Set problem: Extract all records. Keep each one exact.

Task data:
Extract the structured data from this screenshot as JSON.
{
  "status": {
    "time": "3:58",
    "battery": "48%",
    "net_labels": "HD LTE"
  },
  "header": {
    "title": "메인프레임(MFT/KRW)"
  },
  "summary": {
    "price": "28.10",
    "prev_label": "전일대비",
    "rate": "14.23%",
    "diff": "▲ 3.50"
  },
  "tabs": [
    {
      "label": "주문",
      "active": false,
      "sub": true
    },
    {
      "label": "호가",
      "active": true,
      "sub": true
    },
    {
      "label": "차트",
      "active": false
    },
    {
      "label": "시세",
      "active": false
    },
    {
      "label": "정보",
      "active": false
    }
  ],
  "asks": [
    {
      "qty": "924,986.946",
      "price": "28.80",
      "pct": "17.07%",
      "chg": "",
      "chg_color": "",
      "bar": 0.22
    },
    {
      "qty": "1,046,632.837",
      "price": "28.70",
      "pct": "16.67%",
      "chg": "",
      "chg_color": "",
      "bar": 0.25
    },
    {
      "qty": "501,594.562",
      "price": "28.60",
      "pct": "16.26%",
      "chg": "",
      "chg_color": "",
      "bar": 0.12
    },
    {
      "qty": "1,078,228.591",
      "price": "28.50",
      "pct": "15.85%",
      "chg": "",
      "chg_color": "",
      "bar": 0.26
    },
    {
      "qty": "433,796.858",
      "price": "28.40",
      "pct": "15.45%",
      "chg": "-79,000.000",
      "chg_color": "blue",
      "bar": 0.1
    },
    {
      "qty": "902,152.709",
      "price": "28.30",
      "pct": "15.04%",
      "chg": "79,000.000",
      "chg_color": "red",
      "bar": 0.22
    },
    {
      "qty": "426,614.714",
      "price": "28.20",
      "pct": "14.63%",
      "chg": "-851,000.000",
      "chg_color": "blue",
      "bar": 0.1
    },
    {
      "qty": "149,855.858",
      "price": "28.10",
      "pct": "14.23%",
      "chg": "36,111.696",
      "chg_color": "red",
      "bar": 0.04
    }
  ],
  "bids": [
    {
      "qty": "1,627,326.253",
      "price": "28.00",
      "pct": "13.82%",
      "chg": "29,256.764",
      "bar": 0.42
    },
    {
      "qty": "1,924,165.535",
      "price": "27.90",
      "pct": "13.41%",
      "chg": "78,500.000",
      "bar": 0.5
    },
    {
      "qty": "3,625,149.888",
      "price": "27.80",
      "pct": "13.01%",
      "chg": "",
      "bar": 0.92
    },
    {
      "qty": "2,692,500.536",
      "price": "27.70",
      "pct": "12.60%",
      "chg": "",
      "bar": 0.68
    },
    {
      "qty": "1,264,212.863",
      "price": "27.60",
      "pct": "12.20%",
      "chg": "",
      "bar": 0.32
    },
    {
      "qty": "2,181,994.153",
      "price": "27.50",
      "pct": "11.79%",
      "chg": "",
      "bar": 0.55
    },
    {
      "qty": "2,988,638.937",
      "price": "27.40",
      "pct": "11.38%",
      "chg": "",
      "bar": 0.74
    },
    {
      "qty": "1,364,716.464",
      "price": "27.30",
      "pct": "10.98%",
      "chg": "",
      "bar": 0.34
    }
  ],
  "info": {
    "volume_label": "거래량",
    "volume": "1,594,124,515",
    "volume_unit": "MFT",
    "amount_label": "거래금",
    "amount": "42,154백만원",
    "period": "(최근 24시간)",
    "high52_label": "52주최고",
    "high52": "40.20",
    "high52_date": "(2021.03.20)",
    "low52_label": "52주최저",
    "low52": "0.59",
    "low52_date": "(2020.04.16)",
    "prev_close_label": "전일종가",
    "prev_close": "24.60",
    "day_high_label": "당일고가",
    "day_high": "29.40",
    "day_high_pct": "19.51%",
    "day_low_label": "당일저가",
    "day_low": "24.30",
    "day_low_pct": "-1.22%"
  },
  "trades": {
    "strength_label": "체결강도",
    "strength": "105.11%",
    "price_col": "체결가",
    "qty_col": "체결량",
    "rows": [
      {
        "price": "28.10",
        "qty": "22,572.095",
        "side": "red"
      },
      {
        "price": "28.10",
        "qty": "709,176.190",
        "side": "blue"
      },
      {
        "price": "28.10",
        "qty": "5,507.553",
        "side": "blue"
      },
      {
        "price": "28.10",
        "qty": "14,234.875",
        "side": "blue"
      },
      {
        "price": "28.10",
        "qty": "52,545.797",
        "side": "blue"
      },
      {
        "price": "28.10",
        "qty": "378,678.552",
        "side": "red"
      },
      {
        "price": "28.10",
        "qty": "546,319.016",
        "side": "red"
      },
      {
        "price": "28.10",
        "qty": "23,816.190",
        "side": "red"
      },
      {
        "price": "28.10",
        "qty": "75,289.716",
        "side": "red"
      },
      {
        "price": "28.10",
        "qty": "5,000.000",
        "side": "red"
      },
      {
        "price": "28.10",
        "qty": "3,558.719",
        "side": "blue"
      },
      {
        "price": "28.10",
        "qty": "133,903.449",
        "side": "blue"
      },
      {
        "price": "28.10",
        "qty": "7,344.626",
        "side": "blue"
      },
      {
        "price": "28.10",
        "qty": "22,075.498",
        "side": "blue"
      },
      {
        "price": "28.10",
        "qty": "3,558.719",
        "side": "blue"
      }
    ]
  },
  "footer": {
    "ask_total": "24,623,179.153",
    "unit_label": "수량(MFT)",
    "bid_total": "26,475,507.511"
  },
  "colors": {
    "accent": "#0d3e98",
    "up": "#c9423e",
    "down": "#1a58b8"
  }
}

Answer to the problem:
Extract the structured data from this screenshot as JSON.
{
  "status": {
    "time": "3:58",
    "battery": "48%",
    "net_labels": "HD LTE"
  },
  "header": {
    "title": "메인프레임(MFT/KRW)"
  },
  "summary": {
    "price": "28.10",
    "prev_label": "전일대비",
    "rate": "14.23%",
    "diff": "▲ 3.50"
  },
  "tabs": [
    {
      "label": "주문",
      "active": false,
      "sub": true
    },
    {
      "label": "호가",
      "active": true,
      "sub": true
    },
    {
      "label": "차트",
      "active": false
    },
    {
      "label": "시세",
      "active": false
    },
    {
      "label": "정보",
      "active": false
    }
  ],
  "asks": [
    {
      "qty": "924,986.946",
      "price": "28.80",
      "pct": "17.07%",
      "chg": "",
      "chg_color": "",
      "bar": 0.22
    },
    {
      "qty": "1,046,632.837",
      "price": "28.70",
      "pct": "16.67%",
      "chg": "",
      "chg_color": "",
      "bar": 0.25
    },
    {
      "qty": "501,594.562",
      "price": "28.60",
      "pct": "16.26%",
      "chg": "",
      "chg_color": "",
      "bar": 0.12
    },
    {
      "qty": "1,078,228.591",
      "price": "28.50",
      "pct": "15.85%",
      "chg": "",
      "chg_color": "",
      "bar": 0.26
    },
    {
      "qty": "433,796.858",
      "price": "28.40",
      "pct": "15.45%",
      "chg": "-79,000.000",
      "chg_color": "blue",
      "bar": 0.1
    },
    {
      "qty": "902,152.709",
      "price": "28.30",
      "pct": "15.04%",
      "chg": "79,000.000",
      "chg_color": "red",
      "bar": 0.22
    },
    {
      "qty": "426,614.714",
      "price": "28.20",
      "pct": "14.63%",
      "chg": "-851,000.000",
      "chg_color": "blue",
      "bar": 0.1
    },
    {
      "qty": "149,855.858",
      "price": "28.10",
      "pct": "14.23%",
      "chg": "36,111.696",
      "chg_color": "red",
      "bar": 0.04
    }
  ],
  "bids": [
    {
      "qty": "1,627,326.253",
      "price": "28.00",
      "pct": "13.82%",
      "chg": "29,256.764",
      "bar": 0.42
    },
    {
      "qty": "1,924,165.535",
      "price": "27.90",
      "pct": "13.41%",
      "chg": "78,500.000",
      "bar": 0.5
    },
    {
      "qty": "3,625,149.888",
      "price": "27.80",
      "pct": "13.01%",
      "chg": "",
      "bar": 0.92
    },
    {
      "qty": "2,692,500.536",
      "price": "27.70",
      "pct": "12.60%",
      "chg": "",
      "bar": 0.68
    },
    {
      "qty": "1,264,212.863",
      "price": "27.60",
      "pct": "12.20%",
      "chg": "",
      "bar": 0.32
    },
    {
      "qty": "2,181,994.153",
      "price": "27.50",
      "pct": "11.79%",
      "chg": "",
      "bar": 0.55
    },
    {
      "qty": "2,988,638.937",
      "price": "27.40",
      "pct": "11.38%",
      "chg": "",
      "bar": 0.74
    },
    {
      "qty": "1,364,716.464",
      "price": "27.30",
      "pct": "10.98%",
      "chg": "",
      "bar": 0.34
    }
  ],
  "info": {
    "volume_label": "거래량",
    "volume": "1,594,124,515",
    "volume_unit": "MFT",
    "amount_label": "거래금",
    "amount": "42,154백만원",
    "period": "(최근 24시간)",
    "high52_label": "52주최고",
    "high52": "40.20",
    "high52_date": "(2021.03.20)",
    "low52_label": "52주최저",
    "low52": "0.59",
    "low52_date": "(2020.04.16)",
    "prev_close_label": "전일종가",
    "prev_close": "24.60",
    "day_high_label": "당일고가",
    "day_high": "29.40",
    "day_high_pct": "19.51%",
    "day_low_label": "당일저가",
    "day_low": "24.30",
    "day_low_pct": "-1.22%"
  },
  "trades": {
    "strength_label": "체결강도",
    "strength": "105.11%",
    "price_col": "체결가",
    "qty_col": "체결량",
    "rows": [
      {
        "price": "28.10",
        "qty": "22,572.095",
        "side": "red"
      },
      {
        "price": "28.10",
        "qty": "709,176.190",
        "side": "blue"
      },
      {
        "price": "28.10",
        "qty": "5,507.553",
        "side": "blue"
      },
      {
        "price": "28.10",
        "qty": "14,234.875",
        "side": "blue"
      },
      {
        "price": "28.10",
        "qty": "52,545.797",
        "side": "blue"
      },
      {
        "price": "28.10",
        "qty": "378,678.552",
        "side": "red"
      },
      {
        "price": "28.10",
        "qty": "546,319.016",
        "side": "red"
      },
      {
        "price": "28.10",
        "qty": "23,816.190",
        "side": "red"
      },
      {
        "price": "28.10",
        "qty": "75,289.716",
        "side": "red"
      },
      {
        "price": "28.10",
        "qty": "5,000.000",
        "side": "red"
      },
      {
        "price": "28.10",
        "qty": "3,558.719",
        "side": "blue"
      },
      {
        "price": "28.10",
        "qty": "133,903.449",
        "side": "blue"
      },
      {
        "price": "28.10",
        "qty": "7,344.626",
        "side": "blue"
      },
      {
        "price": "28.10",
        "qty": "22,075.498",
        "side": "blue"
      },
      {
        "price": "28.10",
        "qty": "3,558.719",
        "side": "blue"
      }
    ]
  },
  "footer": {
    "ask_total": "24,623,179.153",
    "unit_label": "수량(MFT)",
    "bid_total": "26,475,507.511"
  },
  "colors": {
    "accent": "#0d3e98",
    "up": "#c9423e",
    "down": "#1a58b8"
  }
}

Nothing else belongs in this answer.